- _Your task_
All of the data must be printed exactly; please include every line.

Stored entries
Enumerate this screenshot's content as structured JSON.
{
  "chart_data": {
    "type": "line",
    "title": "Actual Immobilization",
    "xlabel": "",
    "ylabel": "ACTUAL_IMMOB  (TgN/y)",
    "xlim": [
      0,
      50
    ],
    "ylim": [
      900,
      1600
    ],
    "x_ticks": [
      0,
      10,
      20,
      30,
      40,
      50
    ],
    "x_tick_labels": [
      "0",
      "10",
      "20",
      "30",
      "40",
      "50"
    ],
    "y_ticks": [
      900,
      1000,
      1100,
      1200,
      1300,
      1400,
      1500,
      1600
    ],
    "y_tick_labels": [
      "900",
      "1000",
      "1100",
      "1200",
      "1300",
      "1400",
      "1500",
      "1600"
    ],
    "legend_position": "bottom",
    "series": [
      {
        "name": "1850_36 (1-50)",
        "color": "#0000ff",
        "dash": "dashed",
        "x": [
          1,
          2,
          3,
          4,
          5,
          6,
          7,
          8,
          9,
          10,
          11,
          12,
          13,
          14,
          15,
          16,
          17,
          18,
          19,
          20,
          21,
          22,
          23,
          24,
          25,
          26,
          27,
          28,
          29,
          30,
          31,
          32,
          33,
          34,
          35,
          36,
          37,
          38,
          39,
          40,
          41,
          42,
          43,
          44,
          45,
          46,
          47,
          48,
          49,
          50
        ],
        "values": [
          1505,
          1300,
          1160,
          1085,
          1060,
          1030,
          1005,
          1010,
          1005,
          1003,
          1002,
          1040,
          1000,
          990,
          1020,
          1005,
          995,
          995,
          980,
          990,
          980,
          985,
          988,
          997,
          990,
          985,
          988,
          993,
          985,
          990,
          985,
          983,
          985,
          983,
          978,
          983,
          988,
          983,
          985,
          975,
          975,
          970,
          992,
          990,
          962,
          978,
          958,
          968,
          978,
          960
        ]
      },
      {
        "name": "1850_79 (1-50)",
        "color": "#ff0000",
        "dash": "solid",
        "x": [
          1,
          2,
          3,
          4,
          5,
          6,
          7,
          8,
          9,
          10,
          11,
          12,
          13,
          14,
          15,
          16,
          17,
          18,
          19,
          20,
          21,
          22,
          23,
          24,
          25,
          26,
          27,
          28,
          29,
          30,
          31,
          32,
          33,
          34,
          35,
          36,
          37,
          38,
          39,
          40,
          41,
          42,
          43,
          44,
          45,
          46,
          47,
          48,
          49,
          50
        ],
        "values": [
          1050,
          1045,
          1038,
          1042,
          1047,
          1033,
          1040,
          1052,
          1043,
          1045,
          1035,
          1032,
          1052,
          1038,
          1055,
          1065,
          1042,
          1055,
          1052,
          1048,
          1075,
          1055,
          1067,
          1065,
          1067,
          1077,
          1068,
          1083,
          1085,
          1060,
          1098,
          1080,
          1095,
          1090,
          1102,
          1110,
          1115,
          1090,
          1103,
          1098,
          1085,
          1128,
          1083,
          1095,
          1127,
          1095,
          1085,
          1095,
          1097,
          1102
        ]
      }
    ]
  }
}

- _Response to this task_
Enumerate this screenshot's content as structured JSON.
{
  "chart_data": {
    "type": "line",
    "title": "Actual Immobilization",
    "xlabel": "",
    "ylabel": "ACTUAL_IMMOB  (TgN/y)",
    "xlim": [
      0,
      50
    ],
    "ylim": [
      900,
      1600
    ],
    "x_ticks": [
      0,
      10,
      20,
      30,
      40,
      50
    ],
    "x_tick_labels": [
      "0",
      "10",
      "20",
      "30",
      "40",
      "50"
    ],
    "y_ticks": [
      900,
      1000,
      1100,
      1200,
      1300,
      1400,
      1500,
      1600
    ],
    "y_tick_labels": [
      "900",
      "1000",
      "1100",
      "1200",
      "1300",
      "1400",
      "1500",
      "1600"
    ],
    "legend_position": "bottom",
    "series": [
      {
        "name": "1850_36 (1-50)",
        "color": "#0000ff",
        "dash": "dashed",
        "x": [
          1,
          2,
          3,
          4,
          5,
          6,
          7,
          8,
          9,
          10,
          11,
          12,
          13,
          14,
          15,
          16,
          17,
          18,
          19,
          20,
          21,
          22,
          23,
          24,
          25,
          26,
          27,
          28,
          29,
          30,
          31,
          32,
          33,
          34,
          35,
          36,
          37,
          38,
          39,
          40,
          41,
          42,
          43,
          44,
          45,
          46,
          47,
          48,
          49,
          50
        ],
        "values": [
          1505,
          1300,
          1160,
          1085,
          1060,
          1030,
          1005,
          1010,
          1005,
          1003,
          1002,
          1040,
          1000,
          990,
          1020,
          1005,
          995,
          995,
          980,
          990,
          980,
          985,
          988,
          997,
          990,
          985,
          988,
          993,
          985,
          990,
          985,
          983,
          985,
          983,
          978,
          983,
          988,
          983,
          985,
          975,
          975,
          970,
          992,
          990,
          962,
          978,
          958,
          968,
          978,
          960
        ]
      },
      {
        "name": "1850_79 (1-50)",
        "color": "#ff0000",
        "dash": "solid",
        "x": [
          1,
          2,
          3,
          4,
          5,
          6,
          7,
          8,
          9,
          10,
          11,
          12,
          13,
          14,
          15,
          16,
          17,
          18,
          19,
          20,
          21,
          22,
          23,
          24,
          25,
          26,
          27,
          28,
          29,
          30,
          31,
          32,
          33,
          34,
          35,
          36,
          37,
          38,
          39,
          40,
          41,
          42,
          43,
          44,
          45,
          46,
          47,
          48,
          49,
          50
        ],
        "values": [
          1050,
          1045,
          1038,
          1042,
          1047,
          1033,
          1040,
          1052,
          1043,
          1045,
          1035,
          1032,
          1052,
          1038,
          1055,
          1065,
          1042,
          1055,
          1052,
          1048,
          1075,
          1055,
          1067,
          1065,
          1067,
          1077,
          1068,
          1083,
          1085,
          1060,
          1098,
          1080,
          1095,
          1090,
          1102,
          1110,
          1115,
          1090,
          1103,
          1098,
          1085,
          1128,
          1083,
          1095,
          1127,
          1095,
          1085,
          1095,
          1097,
          1102
        ]
      }
    ]
  }
}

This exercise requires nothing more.